>> Begin

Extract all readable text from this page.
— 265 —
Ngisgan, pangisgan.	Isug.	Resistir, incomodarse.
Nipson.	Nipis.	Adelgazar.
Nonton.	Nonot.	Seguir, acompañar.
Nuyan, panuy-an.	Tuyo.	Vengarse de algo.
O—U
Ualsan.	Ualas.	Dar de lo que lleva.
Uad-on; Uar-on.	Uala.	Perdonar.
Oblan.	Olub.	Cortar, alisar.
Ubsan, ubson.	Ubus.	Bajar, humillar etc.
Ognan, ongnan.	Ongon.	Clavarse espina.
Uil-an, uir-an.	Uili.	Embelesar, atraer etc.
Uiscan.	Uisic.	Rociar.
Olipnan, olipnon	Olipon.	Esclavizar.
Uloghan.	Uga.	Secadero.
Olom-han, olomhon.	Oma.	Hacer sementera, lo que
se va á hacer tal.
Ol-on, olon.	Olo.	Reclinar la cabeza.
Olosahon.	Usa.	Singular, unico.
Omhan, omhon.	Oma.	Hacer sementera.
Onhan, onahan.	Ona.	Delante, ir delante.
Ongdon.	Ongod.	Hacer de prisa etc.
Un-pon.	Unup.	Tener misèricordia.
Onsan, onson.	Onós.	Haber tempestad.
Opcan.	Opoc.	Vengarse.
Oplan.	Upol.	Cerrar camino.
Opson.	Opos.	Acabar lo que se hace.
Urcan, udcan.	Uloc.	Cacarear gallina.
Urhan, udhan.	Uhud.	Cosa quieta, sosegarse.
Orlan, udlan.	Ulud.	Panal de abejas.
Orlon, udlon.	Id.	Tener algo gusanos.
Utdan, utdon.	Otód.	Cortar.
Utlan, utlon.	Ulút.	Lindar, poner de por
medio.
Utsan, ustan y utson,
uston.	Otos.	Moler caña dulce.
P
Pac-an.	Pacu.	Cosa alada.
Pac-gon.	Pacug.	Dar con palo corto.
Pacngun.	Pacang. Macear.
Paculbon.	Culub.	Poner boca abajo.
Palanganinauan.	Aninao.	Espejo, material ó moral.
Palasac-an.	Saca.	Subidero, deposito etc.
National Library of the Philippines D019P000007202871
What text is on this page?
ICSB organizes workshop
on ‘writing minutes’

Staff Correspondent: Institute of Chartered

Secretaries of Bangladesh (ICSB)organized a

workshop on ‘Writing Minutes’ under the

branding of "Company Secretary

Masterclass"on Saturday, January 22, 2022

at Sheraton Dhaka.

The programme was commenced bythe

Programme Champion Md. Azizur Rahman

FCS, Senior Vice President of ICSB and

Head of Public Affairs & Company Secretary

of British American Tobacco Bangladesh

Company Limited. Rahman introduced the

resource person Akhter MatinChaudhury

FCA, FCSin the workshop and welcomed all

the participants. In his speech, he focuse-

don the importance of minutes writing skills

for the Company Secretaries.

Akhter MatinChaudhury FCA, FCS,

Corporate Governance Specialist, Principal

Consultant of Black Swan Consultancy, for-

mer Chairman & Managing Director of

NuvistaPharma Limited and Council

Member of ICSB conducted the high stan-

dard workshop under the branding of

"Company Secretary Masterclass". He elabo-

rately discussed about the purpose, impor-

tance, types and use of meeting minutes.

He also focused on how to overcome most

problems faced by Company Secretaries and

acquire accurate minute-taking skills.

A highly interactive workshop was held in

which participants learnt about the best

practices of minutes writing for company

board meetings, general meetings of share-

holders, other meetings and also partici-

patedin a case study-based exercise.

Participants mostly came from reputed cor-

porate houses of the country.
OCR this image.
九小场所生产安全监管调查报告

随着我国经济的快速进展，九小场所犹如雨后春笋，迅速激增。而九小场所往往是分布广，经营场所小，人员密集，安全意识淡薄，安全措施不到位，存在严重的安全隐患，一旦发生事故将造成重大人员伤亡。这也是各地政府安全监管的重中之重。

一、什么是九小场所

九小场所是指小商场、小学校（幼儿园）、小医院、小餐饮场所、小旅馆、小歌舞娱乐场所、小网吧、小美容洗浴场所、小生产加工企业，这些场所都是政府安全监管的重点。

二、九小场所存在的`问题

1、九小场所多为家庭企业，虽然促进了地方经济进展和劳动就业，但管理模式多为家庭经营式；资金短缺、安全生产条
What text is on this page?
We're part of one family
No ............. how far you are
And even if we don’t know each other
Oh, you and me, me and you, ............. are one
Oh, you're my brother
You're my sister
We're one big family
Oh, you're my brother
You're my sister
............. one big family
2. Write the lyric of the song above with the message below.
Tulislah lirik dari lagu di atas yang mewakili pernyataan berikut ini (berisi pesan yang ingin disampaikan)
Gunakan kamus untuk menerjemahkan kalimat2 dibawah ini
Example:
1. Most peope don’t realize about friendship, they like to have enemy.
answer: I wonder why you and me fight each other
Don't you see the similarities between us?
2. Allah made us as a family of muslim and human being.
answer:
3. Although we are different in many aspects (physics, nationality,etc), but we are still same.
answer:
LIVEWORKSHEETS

>> End

Written task:
Return only those lines of the records that contain the string "Cosa".

Task response:
Urhan, udhan.	Uhud.	Cosa quieta, sosegarse.
Pac-an.	Pacu.	Cosa alada.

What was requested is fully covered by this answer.